→ **What is asked**:
Below is a listing; write it out exactly and drop any images from it.

→ **Supplied records**:
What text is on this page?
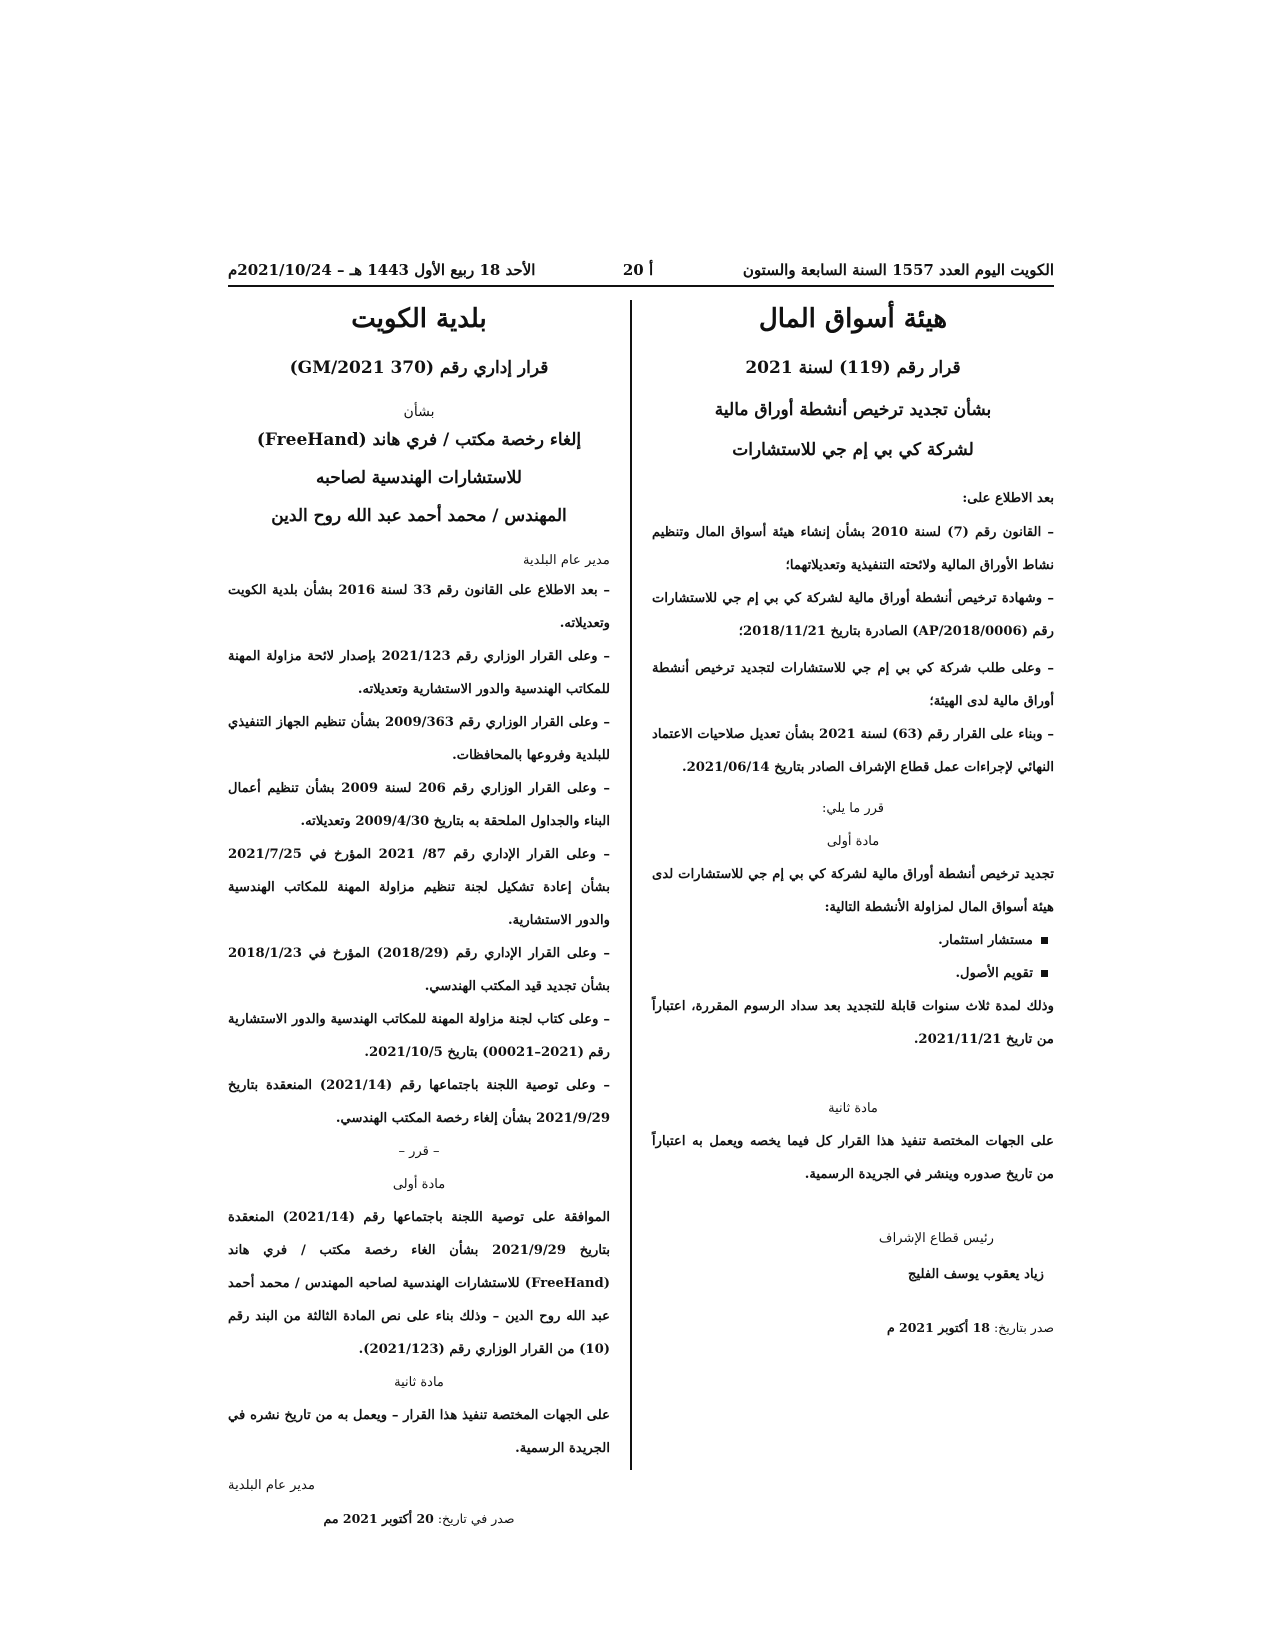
الكويت اليوم العدد 1557 السنة السابعة والستون
أ 20
الأحد 18 ربيع الأول 1443 هـ – 2021/10/24م
هيئة أسواق المال
قرار رقم (119) لسنة 2021
بشأن تجديد ترخيص أنشطة أوراق مالية
لشركة كي بي إم جي للاستشارات
بعد الاطلاع على:
– القانون رقم (7) لسنة 2010 بشأن إنشاء هيئة أسواق المال وتنظيم نشاط الأوراق المالية ولائحته التنفيذية وتعديلاتهما؛
– وشهادة ترخيص أنشطة أوراق مالية لشركة كي بي إم جي للاستشارات رقم (AP/2018/0006) الصادرة بتاريخ 2018/11/21؛
– وعلى طلب شركة كي بي إم جي للاستشارات لتجديد ترخيص أنشطة أوراق مالية لدى الهيئة؛
– وبناء على القرار رقم (63) لسنة 2021 بشأن تعديل صلاحيات الاعتماد النهائي لإجراءات عمل قطاع الإشراف الصادر بتاريخ 2021/06/14.
قرر ما يلي:
مادة أولى
تجديد ترخيص أنشطة أوراق مالية لشركة كي بي إم جي للاستشارات لدى هيئة أسواق المال لمزاولة الأنشطة التالية:
مستشار استثمار.
تقويم الأصول.
وذلك لمدة ثلاث سنوات قابلة للتجديد بعد سداد الرسوم المقررة، اعتباراً من تاريخ 2021/11/21.
مادة ثانية
على الجهات المختصة تنفيذ هذا القرار كل فيما يخصه ويعمل به اعتباراً من تاريخ صدوره وينشر في الجريدة الرسمية.
رئيس قطاع الإشراف
زياد يعقوب يوسف الفليج
صدر بتاريخ: 18 أكتوبر 2021 م
بلدية الكويت
قرار إداري رقم (370 GM/2021)
بشأن
إلغاء رخصة مكتب / فري هاند (FreeHand)
للاستشارات الهندسية لصاحبه
المهندس / محمد أحمد عبد الله روح الدين
مدير عام البلدية
– بعد الاطلاع على القانون رقم 33 لسنة 2016 بشأن بلدية الكويت وتعديلاته.
– وعلى القرار الوزاري رقم 2021/123 بإصدار لائحة مزاولة المهنة للمكاتب الهندسية والدور الاستشارية وتعديلاته.
– وعلى القرار الوزاري رقم 2009/363 بشأن تنظيم الجهاز التنفيذي للبلدية وفروعها بالمحافظات.
– وعلى القرار الوزاري رقم 206 لسنة 2009 بشأن تنظيم أعمال البناء والجداول الملحقة به بتاريخ 2009/4/30 وتعديلاته.
– وعلى القرار الإداري رقم 87/ 2021 المؤرخ في 2021/7/25 بشأن إعادة تشكيل لجنة تنظيم مزاولة المهنة للمكاتب الهندسية والدور الاستشارية.
– وعلى القرار الإداري رقم (2018/29) المؤرخ في 2018/1/23 بشأن تجديد قيد المكتب الهندسي.
– وعلى كتاب لجنة مزاولة المهنة للمكاتب الهندسية والدور الاستشارية رقم (2021–00021) بتاريخ 2021/10/5.
– وعلى توصية اللجنة باجتماعها رقم (2021/14) المنعقدة بتاريخ 2021/9/29 بشأن إلغاء رخصة المكتب الهندسي.
– قرر –
مادة أولى
الموافقة على توصية اللجنة باجتماعها رقم (2021/14) المنعقدة بتاريخ 2021/9/29 بشأن الغاء رخصة مكتب / فري هاند (FreeHand) للاستشارات الهندسية لصاحبه المهندس / محمد أحمد عبد الله روح الدين – وذلك بناء على نص المادة الثالثة من البند رقم (10) من القرار الوزاري رقم (2021/123).
مادة ثانية
على الجهات المختصة تنفيذ هذا القرار – ويعمل به من تاريخ نشره في الجريدة الرسمية.
مدير عام البلدية
صدر في تاريخ: 20 أكتوبر 2021 مم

→ **The result**:
What text is on this page?
الكويت اليوم العدد 1557 السنة السابعة والستون
أ 20
الأحد 18 ربيع الأول 1443 هـ – 2021/10/24م
هيئة أسواق المال
قرار رقم (119) لسنة 2021
بشأن تجديد ترخيص أنشطة أوراق مالية
لشركة كي بي إم جي للاستشارات
بعد الاطلاع على:
– القانون رقم (7) لسنة 2010 بشأن إنشاء هيئة أسواق المال وتنظيم نشاط الأوراق المالية ولائحته التنفيذية وتعديلاتهما؛
– وشهادة ترخيص أنشطة أوراق مالية لشركة كي بي إم جي للاستشارات رقم (AP/2018/0006) الصادرة بتاريخ 2018/11/21؛
– وعلى طلب شركة كي بي إم جي للاستشارات لتجديد ترخيص أنشطة أوراق مالية لدى الهيئة؛
– وبناء على القرار رقم (63) لسنة 2021 بشأن تعديل صلاحيات الاعتماد النهائي لإجراءات عمل قطاع الإشراف الصادر بتاريخ 2021/06/14.
قرر ما يلي:
مادة أولى
تجديد ترخيص أنشطة أوراق مالية لشركة كي بي إم جي للاستشارات لدى هيئة أسواق المال لمزاولة الأنشطة التالية:
مستشار استثمار.
تقويم الأصول.
وذلك لمدة ثلاث سنوات قابلة للتجديد بعد سداد الرسوم المقررة، اعتباراً من تاريخ 2021/11/21.
مادة ثانية
على الجهات المختصة تنفيذ هذا القرار كل فيما يخصه ويعمل به اعتباراً من تاريخ صدوره وينشر في الجريدة الرسمية.
رئيس قطاع الإشراف
زياد يعقوب يوسف الفليج
صدر بتاريخ: 18 أكتوبر 2021 م
بلدية الكويت
قرار إداري رقم (370 GM/2021)
بشأن
إلغاء رخصة مكتب / فري هاند (FreeHand)
للاستشارات الهندسية لصاحبه
المهندس / محمد أحمد عبد الله روح الدين
مدير عام البلدية
– بعد الاطلاع على القانون رقم 33 لسنة 2016 بشأن بلدية الكويت وتعديلاته.
– وعلى القرار الوزاري رقم 2021/123 بإصدار لائحة مزاولة المهنة للمكاتب الهندسية والدور الاستشارية وتعديلاته.
– وعلى القرار الوزاري رقم 2009/363 بشأن تنظيم الجهاز التنفيذي للبلدية وفروعها بالمحافظات.
– وعلى القرار الوزاري رقم 206 لسنة 2009 بشأن تنظيم أعمال البناء والجداول الملحقة به بتاريخ 2009/4/30 وتعديلاته.
– وعلى القرار الإداري رقم 87/ 2021 المؤرخ في 2021/7/25 بشأن إعادة تشكيل لجنة تنظيم مزاولة المهنة للمكاتب الهندسية والدور الاستشارية.
– وعلى القرار الإداري رقم (2018/29) المؤرخ في 2018/1/23 بشأن تجديد قيد المكتب الهندسي.
– وعلى كتاب لجنة مزاولة المهنة للمكاتب الهندسية والدور الاستشارية رقم (2021–00021) بتاريخ 2021/10/5.
– وعلى توصية اللجنة باجتماعها رقم (2021/14) المنعقدة بتاريخ 2021/9/29 بشأن إلغاء رخصة المكتب الهندسي.
– قرر –
مادة أولى
الموافقة على توصية اللجنة باجتماعها رقم (2021/14) المنعقدة بتاريخ 2021/9/29 بشأن الغاء رخصة مكتب / فري هاند (FreeHand) للاستشارات الهندسية لصاحبه المهندس / محمد أحمد عبد الله روح الدين – وذلك بناء على نص المادة الثالثة من البند رقم (10) من القرار الوزاري رقم (2021/123).
مادة ثانية
على الجهات المختصة تنفيذ هذا القرار – ويعمل به من تاريخ نشره في الجريدة الرسمية.
مدير عام البلدية
صدر في تاريخ: 20 أكتوبر 2021 مم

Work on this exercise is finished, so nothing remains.